◆ **Request**
Retype the listing that follows, exactly as written.

Records about charts and figures
---*---
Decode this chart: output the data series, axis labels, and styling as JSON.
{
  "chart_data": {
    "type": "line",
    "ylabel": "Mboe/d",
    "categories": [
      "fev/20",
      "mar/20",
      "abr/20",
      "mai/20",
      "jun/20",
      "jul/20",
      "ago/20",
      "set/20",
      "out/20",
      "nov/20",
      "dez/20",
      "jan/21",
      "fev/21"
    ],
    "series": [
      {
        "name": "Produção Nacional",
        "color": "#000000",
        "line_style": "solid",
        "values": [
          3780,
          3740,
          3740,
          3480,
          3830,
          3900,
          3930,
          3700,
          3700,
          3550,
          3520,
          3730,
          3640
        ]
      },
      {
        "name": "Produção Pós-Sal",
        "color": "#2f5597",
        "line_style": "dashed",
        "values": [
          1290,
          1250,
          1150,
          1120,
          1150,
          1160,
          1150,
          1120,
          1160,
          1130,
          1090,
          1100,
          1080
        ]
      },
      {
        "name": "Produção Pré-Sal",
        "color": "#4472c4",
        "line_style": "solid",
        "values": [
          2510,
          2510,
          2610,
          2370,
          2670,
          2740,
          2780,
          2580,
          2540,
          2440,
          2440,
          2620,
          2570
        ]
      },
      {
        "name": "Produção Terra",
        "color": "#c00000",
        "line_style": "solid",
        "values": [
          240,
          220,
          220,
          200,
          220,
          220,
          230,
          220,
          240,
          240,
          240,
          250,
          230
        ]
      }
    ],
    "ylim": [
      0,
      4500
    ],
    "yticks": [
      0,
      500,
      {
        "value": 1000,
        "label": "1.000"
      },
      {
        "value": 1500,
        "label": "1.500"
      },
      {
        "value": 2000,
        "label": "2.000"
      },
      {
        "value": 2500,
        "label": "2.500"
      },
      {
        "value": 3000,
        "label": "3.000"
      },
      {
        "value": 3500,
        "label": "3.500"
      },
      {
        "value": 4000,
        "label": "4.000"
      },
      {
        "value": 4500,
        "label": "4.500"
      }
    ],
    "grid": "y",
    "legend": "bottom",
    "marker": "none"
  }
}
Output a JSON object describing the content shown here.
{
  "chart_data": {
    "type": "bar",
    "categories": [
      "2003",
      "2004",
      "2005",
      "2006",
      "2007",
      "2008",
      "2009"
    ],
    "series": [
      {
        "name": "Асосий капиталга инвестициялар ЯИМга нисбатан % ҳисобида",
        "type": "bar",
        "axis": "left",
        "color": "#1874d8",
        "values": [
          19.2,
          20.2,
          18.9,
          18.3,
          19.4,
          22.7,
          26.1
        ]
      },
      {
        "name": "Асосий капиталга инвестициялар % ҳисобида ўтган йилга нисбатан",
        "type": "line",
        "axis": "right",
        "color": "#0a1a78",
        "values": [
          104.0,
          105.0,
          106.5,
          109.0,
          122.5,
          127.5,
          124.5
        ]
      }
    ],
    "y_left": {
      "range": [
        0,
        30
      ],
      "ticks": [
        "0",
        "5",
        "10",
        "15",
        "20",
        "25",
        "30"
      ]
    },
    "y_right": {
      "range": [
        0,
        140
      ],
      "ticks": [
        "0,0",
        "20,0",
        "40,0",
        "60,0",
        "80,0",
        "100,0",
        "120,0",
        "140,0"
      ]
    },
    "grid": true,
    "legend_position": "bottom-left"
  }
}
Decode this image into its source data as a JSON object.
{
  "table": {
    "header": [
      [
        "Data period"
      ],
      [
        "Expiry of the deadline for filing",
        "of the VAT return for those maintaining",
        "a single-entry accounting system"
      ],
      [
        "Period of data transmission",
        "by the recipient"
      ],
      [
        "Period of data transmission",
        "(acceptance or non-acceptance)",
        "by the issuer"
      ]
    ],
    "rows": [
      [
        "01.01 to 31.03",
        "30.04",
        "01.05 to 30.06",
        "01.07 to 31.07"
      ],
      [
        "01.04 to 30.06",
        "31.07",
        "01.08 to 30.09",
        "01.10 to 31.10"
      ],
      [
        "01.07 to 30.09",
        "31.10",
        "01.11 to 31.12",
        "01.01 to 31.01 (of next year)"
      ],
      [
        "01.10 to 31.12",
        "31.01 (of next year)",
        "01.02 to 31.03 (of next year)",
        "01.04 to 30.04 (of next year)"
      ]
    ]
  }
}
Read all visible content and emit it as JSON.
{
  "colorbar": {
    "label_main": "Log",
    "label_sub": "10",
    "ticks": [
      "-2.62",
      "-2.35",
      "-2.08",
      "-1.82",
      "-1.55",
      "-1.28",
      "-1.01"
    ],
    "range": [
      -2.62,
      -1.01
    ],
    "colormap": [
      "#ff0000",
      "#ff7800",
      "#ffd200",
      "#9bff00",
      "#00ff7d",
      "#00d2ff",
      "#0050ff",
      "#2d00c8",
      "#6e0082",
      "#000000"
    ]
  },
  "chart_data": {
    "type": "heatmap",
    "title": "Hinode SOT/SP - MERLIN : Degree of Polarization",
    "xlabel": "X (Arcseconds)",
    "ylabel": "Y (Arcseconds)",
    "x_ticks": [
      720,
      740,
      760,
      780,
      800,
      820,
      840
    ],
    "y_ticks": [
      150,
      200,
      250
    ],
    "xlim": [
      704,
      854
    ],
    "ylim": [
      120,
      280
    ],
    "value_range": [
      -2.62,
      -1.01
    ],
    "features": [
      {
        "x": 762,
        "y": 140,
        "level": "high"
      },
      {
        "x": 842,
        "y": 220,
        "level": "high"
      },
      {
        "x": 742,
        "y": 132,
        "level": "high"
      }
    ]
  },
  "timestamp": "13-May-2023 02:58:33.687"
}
---*---
◆ **Written response**
Decode this chart: output the data series, axis labels, and styling as JSON.
{
  "chart_data": {
    "type": "line",
    "ylabel": "Mboe/d",
    "categories": [
      "fev/20",
      "mar/20",
      "abr/20",
      "mai/20",
      "jun/20",
      "jul/20",
      "ago/20",
      "set/20",
      "out/20",
      "nov/20",
      "dez/20",
      "jan/21",
      "fev/21"
    ],
    "series": [
      {
        "name": "Produção Nacional",
        "color": "#000000",
        "line_style": "solid",
        "values": [
          3780,
          3740,
          3740,
          3480,
          3830,
          3900,
          3930,
          3700,
          3700,
          3550,
          3520,
          3730,
          3640
        ]
      },
      {
        "name": "Produção Pós-Sal",
        "color": "#2f5597",
        "line_style": "dashed",
        "values": [
          1290,
          1250,
          1150,
          1120,
          1150,
          1160,
          1150,
          1120,
          1160,
          1130,
          1090,
          1100,
          1080
        ]
      },
      {
        "name": "Produção Pré-Sal",
        "color": "#4472c4",
        "line_style": "solid",
        "values": [
          2510,
          2510,
          2610,
          2370,
          2670,
          2740,
          2780,
          2580,
          2540,
          2440,
          2440,
          2620,
          2570
        ]
      },
      {
        "name": "Produção Terra",
        "color": "#c00000",
        "line_style": "solid",
        "values": [
          240,
          220,
          220,
          200,
          220,
          220,
          230,
          220,
          240,
          240,
          240,
          250,
          230
        ]
      }
    ],
    "ylim": [
      0,
      4500
    ],
    "yticks": [
      0,
      500,
      {
        "value": 1000,
        "label": "1.000"
      },
      {
        "value": 1500,
        "label": "1.500"
      },
      {
        "value": 2000,
        "label": "2.000"
      },
      {
        "value": 2500,
        "label": "2.500"
      },
      {
        "value": 3000,
        "label": "3.000"
      },
      {
        "value": 3500,
        "label": "3.500"
      },
      {
        "value": 4000,
        "label": "4.000"
      },
      {
        "value": 4500,
        "label": "4.500"
      }
    ],
    "grid": "y",
    "legend": "bottom",
    "marker": "none"
  }
}
Output a JSON object describing the content shown here.
{
  "chart_data": {
    "type": "bar",
    "categories": [
      "2003",
      "2004",
      "2005",
      "2006",
      "2007",
      "2008",
      "2009"
    ],
    "series": [
      {
        "name": "Асосий капиталга инвестициялар ЯИМга нисбатан % ҳисобида",
        "type": "bar",
        "axis": "left",
        "color": "#1874d8",
        "values": [
          19.2,
          20.2,
          18.9,
          18.3,
          19.4,
          22.7,
          26.1
        ]
      },
      {
        "name": "Асосий капиталга инвестициялар % ҳисобида ўтган йилга нисбатан",
        "type": "line",
        "axis": "right",
        "color": "#0a1a78",
        "values": [
          104.0,
          105.0,
          106.5,
          109.0,
          122.5,
          127.5,
          124.5
        ]
      }
    ],
    "y_left": {
      "range": [
        0,
        30
      ],
      "ticks": [
        "0",
        "5",
        "10",
        "15",
        "20",
        "25",
        "30"
      ]
    },
    "y_right": {
      "range": [
        0,
        140
      ],
      "ticks": [
        "0,0",
        "20,0",
        "40,0",
        "60,0",
        "80,0",
        "100,0",
        "120,0",
        "140,0"
      ]
    },
    "grid": true,
    "legend_position": "bottom-left"
  }
}
Decode this image into its source data as a JSON object.
{
  "table": {
    "header": [
      [
        "Data period"
      ],
      [
        "Expiry of the deadline for filing",
        "of the VAT return for those maintaining",
        "a single-entry accounting system"
      ],
      [
        "Period of data transmission",
        "by the recipient"
      ],
      [
        "Period of data transmission",
        "(acceptance or non-acceptance)",
        "by the issuer"
      ]
    ],
    "rows": [
      [
        "01.01 to 31.03",
        "30.04",
        "01.05 to 30.06",
        "01.07 to 31.07"
      ],
      [
        "01.04 to 30.06",
        "31.07",
        "01.08 to 30.09",
        "01.10 to 31.10"
      ],
      [
        "01.07 to 30.09",
        "31.10",
        "01.11 to 31.12",
        "01.01 to 31.01 (of next year)"
      ],
      [
        "01.10 to 31.12",
        "31.01 (of next year)",
        "01.02 to 31.03 (of next year)",
        "01.04 to 30.04 (of next year)"
      ]
    ]
  }
}
Read all visible content and emit it as JSON.
{
  "colorbar": {
    "label_main": "Log",
    "label_sub": "10",
    "ticks": [
      "-2.62",
      "-2.35",
      "-2.08",
      "-1.82",
      "-1.55",
      "-1.28",
      "-1.01"
    ],
    "range": [
      -2.62,
      -1.01
    ],
    "colormap": [
      "#ff0000",
      "#ff7800",
      "#ffd200",
      "#9bff00",
      "#00ff7d",
      "#00d2ff",
      "#0050ff",
      "#2d00c8",
      "#6e0082",
      "#000000"
    ]
  },
  "chart_data": {
    "type": "heatmap",
    "title": "Hinode SOT/SP - MERLIN : Degree of Polarization",
    "xlabel": "X (Arcseconds)",
    "ylabel": "Y (Arcseconds)",
    "x_ticks": [
      720,
      740,
      760,
      780,
      800,
      820,
      840
    ],
    "y_ticks": [
      150,
      200,
      250
    ],
    "xlim": [
      704,
      854
    ],
    "ylim": [
      120,
      280
    ],
    "value_range": [
      -2.62,
      -1.01
    ],
    "features": [
      {
        "x": 762,
        "y": 140,
        "level": "high"
      },
      {
        "x": 842,
        "y": 220,
        "level": "high"
      },
      {
        "x": 742,
        "y": 132,
        "level": "high"
      }
    ]
  },
  "timestamp": "13-May-2023 02:58:33.687"
}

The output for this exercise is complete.